- **Task instructions**:
Where a line contains the string "определения", copy that line.

- **Data extract**:
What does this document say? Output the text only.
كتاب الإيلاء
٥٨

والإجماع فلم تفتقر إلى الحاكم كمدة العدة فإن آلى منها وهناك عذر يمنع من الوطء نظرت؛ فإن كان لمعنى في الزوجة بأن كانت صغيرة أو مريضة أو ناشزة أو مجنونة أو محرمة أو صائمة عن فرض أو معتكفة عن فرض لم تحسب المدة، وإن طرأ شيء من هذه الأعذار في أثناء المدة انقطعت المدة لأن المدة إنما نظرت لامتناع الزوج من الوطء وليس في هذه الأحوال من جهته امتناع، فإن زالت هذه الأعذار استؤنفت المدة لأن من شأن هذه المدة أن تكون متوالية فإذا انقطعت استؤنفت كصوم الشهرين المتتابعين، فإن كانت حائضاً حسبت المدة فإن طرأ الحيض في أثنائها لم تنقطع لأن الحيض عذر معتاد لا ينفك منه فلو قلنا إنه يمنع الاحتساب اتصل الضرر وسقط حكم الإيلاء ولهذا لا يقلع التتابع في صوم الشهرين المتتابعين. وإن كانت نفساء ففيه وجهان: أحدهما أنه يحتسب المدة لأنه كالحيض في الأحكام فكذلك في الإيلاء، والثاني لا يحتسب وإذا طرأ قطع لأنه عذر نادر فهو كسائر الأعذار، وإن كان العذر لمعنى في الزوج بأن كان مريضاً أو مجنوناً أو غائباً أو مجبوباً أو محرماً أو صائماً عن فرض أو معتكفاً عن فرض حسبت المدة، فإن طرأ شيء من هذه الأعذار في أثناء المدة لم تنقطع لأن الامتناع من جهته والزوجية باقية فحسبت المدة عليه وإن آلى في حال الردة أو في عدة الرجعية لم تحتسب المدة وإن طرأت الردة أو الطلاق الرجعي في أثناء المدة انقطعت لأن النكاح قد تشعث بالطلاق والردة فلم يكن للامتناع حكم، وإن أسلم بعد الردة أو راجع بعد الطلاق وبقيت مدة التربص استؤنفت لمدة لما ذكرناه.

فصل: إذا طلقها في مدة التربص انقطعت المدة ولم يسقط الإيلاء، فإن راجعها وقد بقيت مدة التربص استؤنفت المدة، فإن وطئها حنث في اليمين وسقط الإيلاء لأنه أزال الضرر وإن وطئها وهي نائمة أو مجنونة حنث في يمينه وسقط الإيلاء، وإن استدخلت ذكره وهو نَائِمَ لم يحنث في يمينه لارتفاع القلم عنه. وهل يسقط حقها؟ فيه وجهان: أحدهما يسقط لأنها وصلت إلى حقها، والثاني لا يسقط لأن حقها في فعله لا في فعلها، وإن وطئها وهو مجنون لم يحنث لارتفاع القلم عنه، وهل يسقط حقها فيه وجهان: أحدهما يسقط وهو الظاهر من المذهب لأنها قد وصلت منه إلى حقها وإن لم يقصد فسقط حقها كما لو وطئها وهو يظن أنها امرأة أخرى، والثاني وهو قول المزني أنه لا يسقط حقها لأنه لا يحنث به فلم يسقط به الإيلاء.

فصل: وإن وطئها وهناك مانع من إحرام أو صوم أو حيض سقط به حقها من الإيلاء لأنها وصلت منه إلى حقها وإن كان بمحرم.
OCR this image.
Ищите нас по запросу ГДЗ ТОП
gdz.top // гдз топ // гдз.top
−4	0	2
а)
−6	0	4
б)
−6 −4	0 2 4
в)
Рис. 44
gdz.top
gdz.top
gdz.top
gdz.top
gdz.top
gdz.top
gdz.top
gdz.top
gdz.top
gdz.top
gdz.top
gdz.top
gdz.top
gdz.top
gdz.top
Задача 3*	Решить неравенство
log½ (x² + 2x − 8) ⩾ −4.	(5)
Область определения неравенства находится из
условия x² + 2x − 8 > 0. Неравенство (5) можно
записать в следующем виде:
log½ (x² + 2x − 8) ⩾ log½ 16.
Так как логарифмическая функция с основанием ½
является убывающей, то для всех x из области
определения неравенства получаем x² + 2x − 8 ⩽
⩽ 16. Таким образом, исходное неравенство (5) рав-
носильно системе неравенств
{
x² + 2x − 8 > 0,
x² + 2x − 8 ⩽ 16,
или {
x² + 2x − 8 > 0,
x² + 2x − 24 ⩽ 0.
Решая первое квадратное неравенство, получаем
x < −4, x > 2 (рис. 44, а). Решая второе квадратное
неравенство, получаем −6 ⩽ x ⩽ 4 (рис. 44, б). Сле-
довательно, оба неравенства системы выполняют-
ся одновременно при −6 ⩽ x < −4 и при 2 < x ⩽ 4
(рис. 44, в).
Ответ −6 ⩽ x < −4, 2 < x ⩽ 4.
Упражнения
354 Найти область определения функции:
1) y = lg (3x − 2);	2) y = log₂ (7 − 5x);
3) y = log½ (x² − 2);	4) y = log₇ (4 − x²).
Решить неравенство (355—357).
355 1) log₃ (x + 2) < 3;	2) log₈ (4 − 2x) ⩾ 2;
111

- **Result of the task**:
Область определения неравенства находится из
определения неравенства получаем x² + 2x − 8 ⩽
354 Найти область определения функции:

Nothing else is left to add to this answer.